→ Stated task 1: Output the bounding box records from the line with "selection-tools bbox=[120, 54, 210, 75]" to the line with "svg-text:50: 50 bbox=[1243, 722, 1257, 736]" as a numbered list, leaving out blank lines.

• • •

Plates forming the earth’s crust do not always creep quietly past each other, of course. In 1906 they clashed violently, and the result was California’s worst natural disaster, the San Francisco earthquake. Point Reyes was shoved 16.4 feet to the northwest. A cow barn, located near the park rangers’ headquarters, was ripped in two. A corner of the barn stayed on the foundation and the rest was carried sixteen feet away.
Rangers at Point Reyes National Seashore encourage visitors to take a close look at the San Andreas. You can watch the seismograph, which constantly measures the earth’s quivers, or take the self-guided Earthquake Trail (a memorable nature trail). One sees creeks and fences that were rearranged by the 1906 quake and the spot where, a colorful legend has it, an unfortunate cow was swallowed up by the heaving earth, leaving only her tail waving above ground.
Along with the earthquake-displaced land, the ocean is an overwhelming presence here. Pt. Reyes is bounded on three sides by more than 50 miles of bay and ocean frontage. The point, described as hammer-headed--or wing-shaped by the more poetic--literally and figuratively sticks out and stands out from California’s fairly straight-trending coast north of San Francisco.
British explorer Sir Francis Drake is said to have been the first to arrive on these shores in 1579. Long before--and after--European discovery, the native Coast Miwok lived well off the land’s bounty: elk, deer, fish, shellfish, acorns, berries and much more.
Since the 1850s, milk cows have grazed the lush grasses of the peninsula, and such dairy operations continue today. Butter produced here has been particularly prized by San Francisco gourmets.

• • •

→ Stated task 2: In the Point Reyes excerpt, how far was Point Reyes shoved to the northwest in the 1906 earthquake?

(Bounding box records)

• • •

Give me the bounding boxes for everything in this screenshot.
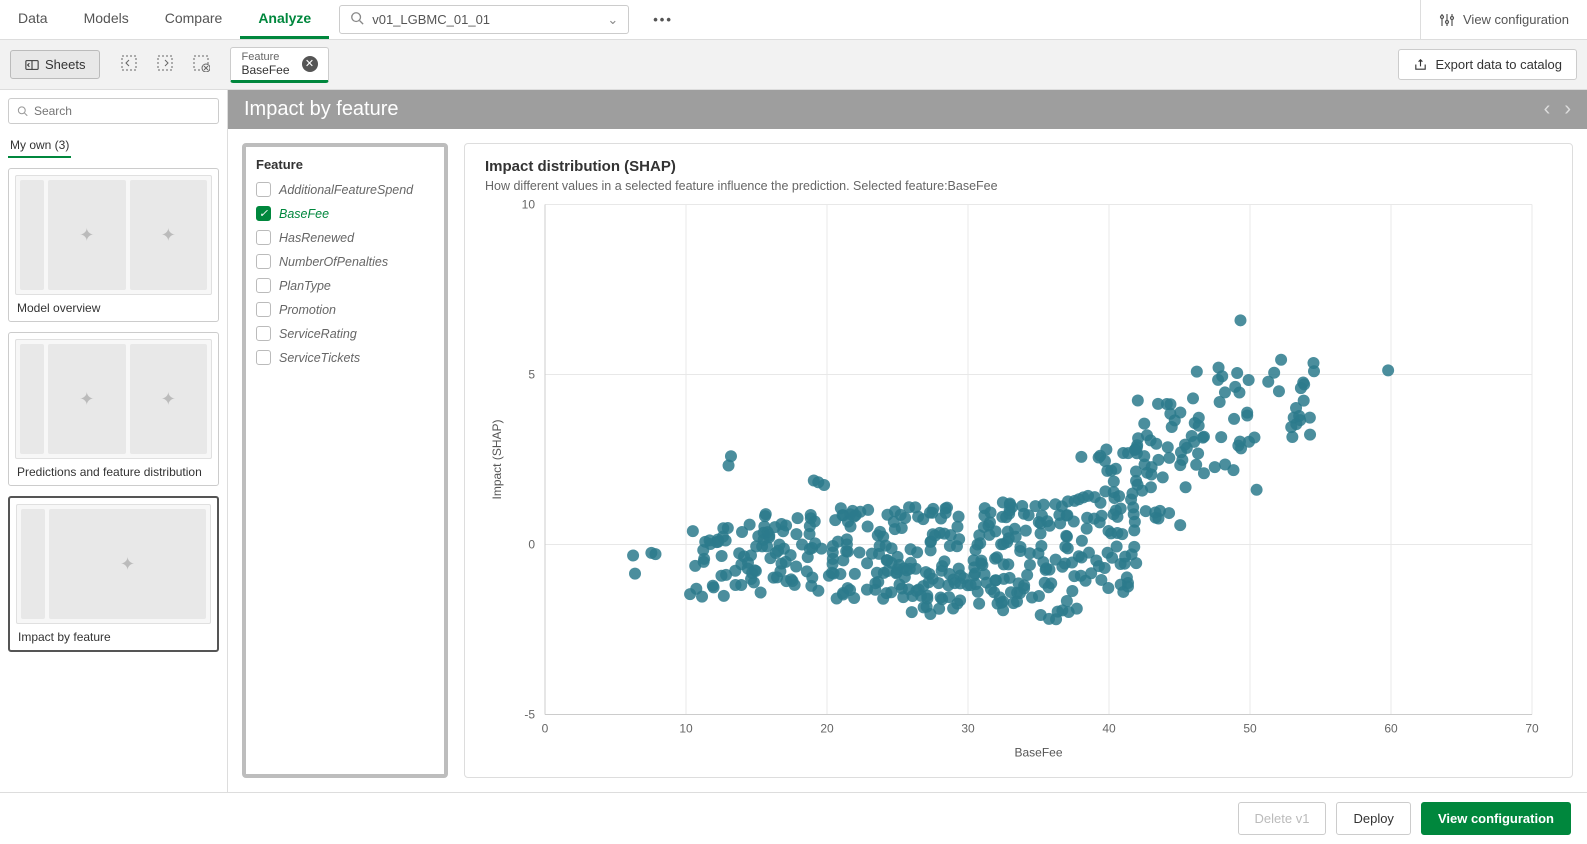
selection-tools bbox=[120, 54, 210, 75]
checkbox-icon bbox=[256, 254, 271, 269]
sheet-card-title: Model overview bbox=[15, 295, 212, 315]
sheet-search-input[interactable] bbox=[34, 104, 210, 118]
sheet-card[interactable]: ✦✦Model overview bbox=[8, 168, 219, 322]
view-configuration-button[interactable]: View configuration bbox=[1421, 802, 1571, 835]
svg-text:10: 10 bbox=[522, 198, 536, 212]
chip-value: BaseFee bbox=[241, 63, 289, 77]
search-icon bbox=[350, 11, 364, 28]
view-configuration-top-button[interactable]: View configuration bbox=[1420, 0, 1587, 39]
svg-text:50: 50 bbox=[1243, 722, 1257, 736]
feature-checkbox-servicerating[interactable]: ServiceRating bbox=[256, 326, 434, 341]
svg-text:30: 30 bbox=[961, 722, 975, 736]
feature-checkbox-numberofpenalties[interactable]: NumberOfPenalties bbox=[256, 254, 434, 269]
sheet-title: Impact by feature bbox=[244, 98, 399, 121]
sheets-label: Sheets bbox=[45, 57, 85, 72]
checkbox-icon: ✓ bbox=[256, 206, 271, 221]
sheets-icon bbox=[25, 58, 39, 72]
toolbar: Sheets Feature BaseFee ✕ Export data to … bbox=[0, 40, 1587, 90]
feature-panel-title: Feature bbox=[256, 157, 434, 172]
feature-label: PlanType bbox=[279, 279, 331, 293]
svg-text:-5: -5 bbox=[524, 708, 535, 722]
checkbox-icon bbox=[256, 350, 271, 365]
sheet-card[interactable]: ✦✦Predictions and feature distribution bbox=[8, 332, 219, 486]
svg-text:60: 60 bbox=[1384, 722, 1398, 736]
nav-tab-analyze[interactable]: Analyze bbox=[240, 0, 329, 39]
feature-checkbox-hasrenewed[interactable]: HasRenewed bbox=[256, 230, 434, 245]
feature-checkbox-promotion[interactable]: Promotion bbox=[256, 302, 434, 317]
shap-chart-panel: Impact distribution (SHAP) How different… bbox=[464, 143, 1573, 778]
nav-tab-data[interactable]: Data bbox=[0, 0, 66, 39]
feature-label: Promotion bbox=[279, 303, 336, 317]
feature-label: ServiceRating bbox=[279, 327, 357, 341]
export-icon bbox=[1413, 57, 1428, 72]
nav-tab-models[interactable]: Models bbox=[66, 0, 147, 39]
chart-subtitle: How different values in a selected featu… bbox=[485, 179, 1552, 193]
svg-text:40: 40 bbox=[1102, 722, 1116, 736]
search-icon bbox=[17, 105, 28, 117]
sheet-title-bar: Impact by feature ‹ › bbox=[228, 90, 1587, 129]
checkbox-icon bbox=[256, 302, 271, 317]
footer-actions: Delete v1 Deploy View configuration bbox=[0, 792, 1587, 844]
delete-version-button: Delete v1 bbox=[1238, 802, 1327, 835]
sheet-group-label: My own (3) bbox=[8, 134, 71, 158]
shap-scatter-plot[interactable]: 0 10 20 30 40 50 60 70 -5 0 5 10 BaseFee Impact (SHAP… bbox=[485, 193, 1552, 766]
feature-label: AdditionalFeatureSpend bbox=[279, 183, 413, 197]
svg-text:BaseFee: BaseFee bbox=[1014, 746, 1062, 760]
next-sheet-icon[interactable]: › bbox=[1564, 98, 1571, 121]
step-back-icon[interactable] bbox=[120, 54, 138, 75]
sheet-card[interactable]: ✦Impact by feature bbox=[8, 496, 219, 652]
sheet-search[interactable] bbox=[8, 98, 219, 124]
svg-text:10: 10 bbox=[679, 722, 693, 736]
feature-checkbox-basefee[interactable]: ✓ BaseFee bbox=[256, 206, 434, 221]
selection-chip-feature[interactable]: Feature BaseFee ✕ bbox=[230, 47, 328, 83]
nav-tab-compare[interactable]: Compare bbox=[147, 0, 241, 39]
checkbox-icon bbox=[256, 278, 271, 293]
chart-title: Impact distribution (SHAP) bbox=[485, 158, 1552, 175]
svg-text:20: 20 bbox=[820, 722, 834, 736]
sheets-sidebar: My own (3) ✦✦Model overview✦✦Predictions… bbox=[0, 90, 228, 792]
sheet-card-title: Predictions and feature distribution bbox=[15, 459, 212, 479]
sliders-icon bbox=[1439, 12, 1455, 28]
checkbox-icon bbox=[256, 230, 271, 245]
export-data-button[interactable]: Export data to catalog bbox=[1398, 49, 1577, 80]
sheet-card-title: Impact by feature bbox=[16, 624, 211, 644]
export-label: Export data to catalog bbox=[1436, 57, 1562, 72]
prev-sheet-icon[interactable]: ‹ bbox=[1544, 98, 1551, 121]
checkbox-icon bbox=[256, 182, 271, 197]
chevron-down-icon: ⌄ bbox=[607, 12, 618, 28]
top-nav: DataModelsCompareAnalyze v01_LGBMC_01_01… bbox=[0, 0, 1587, 40]
svg-text:5: 5 bbox=[528, 368, 535, 382]
feature-checkbox-plantype[interactable]: PlanType bbox=[256, 278, 434, 293]
svg-text:Impact (SHAP): Impact (SHAP) bbox=[490, 419, 504, 499]
checkbox-icon bbox=[256, 326, 271, 341]
feature-label: BaseFee bbox=[279, 207, 329, 221]
clear-selection-icon[interactable] bbox=[192, 54, 210, 75]
chip-label: Feature bbox=[241, 51, 289, 63]
svg-text:0: 0 bbox=[542, 722, 549, 736]
feature-label: NumberOfPenalties bbox=[279, 255, 388, 269]
feature-checkbox-servicetickets[interactable]: ServiceTickets bbox=[256, 350, 434, 365]
sheets-button[interactable]: Sheets bbox=[10, 50, 100, 79]
feature-label: ServiceTickets bbox=[279, 351, 360, 365]
feature-checkbox-additionalfeaturespend[interactable]: AdditionalFeatureSpend bbox=[256, 182, 434, 197]
model-selector[interactable]: v01_LGBMC_01_01 ⌄ bbox=[339, 5, 629, 34]
step-forward-icon[interactable] bbox=[156, 54, 174, 75]
view-config-label: View configuration bbox=[1463, 12, 1569, 27]
svg-text:70: 70 bbox=[1525, 722, 1539, 736]
feature-filter-panel: Feature AdditionalFeatureSpend ✓ BaseFee Ha… bbox=[242, 143, 448, 778]
svg-text:0: 0 bbox=[528, 538, 535, 552]
more-menu-button[interactable]: ••• bbox=[639, 0, 687, 39]
feature-label: HasRenewed bbox=[279, 231, 354, 245]
nav-tabs: DataModelsCompareAnalyze bbox=[0, 0, 329, 39]
chip-close-icon[interactable]: ✕ bbox=[302, 56, 318, 72]
model-name: v01_LGBMC_01_01 bbox=[372, 12, 490, 27]
deploy-button[interactable]: Deploy bbox=[1336, 802, 1410, 835]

• • •

→ Expected answer 1:
1. selection-tools bbox=[120, 54, 210, 75]
2. checkbox-icon bbox=[256, 254, 271, 269]
3. sheet-card-title: Model overview bbox=[15, 295, 212, 315]
4. sheet-search-input[interactable] bbox=[34, 104, 210, 118]
5. sheet-card[interactable]: ✦✦Model overview bbox=[8, 168, 219, 322]
6. view-configuration-button[interactable]: View configuration bbox=[1421, 802, 1571, 835]
7. svg-text:10: 10 bbox=[522, 198, 536, 212]
8. chip-value: BaseFee bbox=[241, 63, 289, 77]
9. search-icon bbox=[350, 11, 364, 28]
10. view-configuration-top-button[interactable]: View configuration bbox=[1420, 0, 1587, 39]
11. svg-text:50: 50 bbox=[1243, 722, 1257, 736]

→ Expected answer 2: 16.4 feet.